▸ **Requirement**:
Retype all of the entries word for word.

(Collected data)
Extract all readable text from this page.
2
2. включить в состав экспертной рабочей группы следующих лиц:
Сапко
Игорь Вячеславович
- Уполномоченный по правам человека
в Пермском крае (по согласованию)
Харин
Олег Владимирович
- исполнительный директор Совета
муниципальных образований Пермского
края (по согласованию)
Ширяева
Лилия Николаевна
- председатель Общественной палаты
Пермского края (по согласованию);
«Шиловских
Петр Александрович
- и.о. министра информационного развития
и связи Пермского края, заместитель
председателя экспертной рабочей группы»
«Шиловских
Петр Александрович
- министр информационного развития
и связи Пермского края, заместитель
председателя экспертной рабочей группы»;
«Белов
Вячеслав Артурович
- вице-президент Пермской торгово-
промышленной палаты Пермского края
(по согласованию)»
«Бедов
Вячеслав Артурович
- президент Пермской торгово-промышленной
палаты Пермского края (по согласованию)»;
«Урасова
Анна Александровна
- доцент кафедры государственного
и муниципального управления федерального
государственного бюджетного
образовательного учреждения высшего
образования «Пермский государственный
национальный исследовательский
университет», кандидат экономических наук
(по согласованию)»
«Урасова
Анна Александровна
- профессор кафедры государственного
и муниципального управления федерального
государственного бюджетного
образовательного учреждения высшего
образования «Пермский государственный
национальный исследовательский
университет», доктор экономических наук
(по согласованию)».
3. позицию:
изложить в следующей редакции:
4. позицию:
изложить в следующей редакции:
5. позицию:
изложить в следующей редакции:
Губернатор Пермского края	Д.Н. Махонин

▸ **Correct result**:
Extract all readable text from this page.
2
2. включить в состав экспертной рабочей группы следующих лиц:
Сапко
Игорь Вячеславович
- Уполномоченный по правам человека
в Пермском крае (по согласованию)
Харин
Олег Владимирович
- исполнительный директор Совета
муниципальных образований Пермского
края (по согласованию)
Ширяева
Лилия Николаевна
- председатель Общественной палаты
Пермского края (по согласованию);
«Шиловских
Петр Александрович
- и.о. министра информационного развития
и связи Пермского края, заместитель
председателя экспертной рабочей группы»
«Шиловских
Петр Александрович
- министр информационного развития
и связи Пермского края, заместитель
председателя экспертной рабочей группы»;
«Белов
Вячеслав Артурович
- вице-президент Пермской торгово-
промышленной палаты Пермского края
(по согласованию)»
«Бедов
Вячеслав Артурович
- президент Пермской торгово-промышленной
палаты Пермского края (по согласованию)»;
«Урасова
Анна Александровна
- доцент кафедры государственного
и муниципального управления федерального
государственного бюджетного
образовательного учреждения высшего
образования «Пермский государственный
национальный исследовательский
университет», кандидат экономических наук
(по согласованию)»
«Урасова
Анна Александровна
- профессор кафедры государственного
и муниципального управления федерального
государственного бюджетного
образовательного учреждения высшего
образования «Пермский государственный
национальный исследовательский
университет», доктор экономических наук
(по согласованию)».
3. позицию:
изложить в следующей редакции:
4. позицию:
изложить в следующей редакции:
5. позицию:
изложить в следующей редакции:
Губернатор Пермского края	Д.Н. Махонин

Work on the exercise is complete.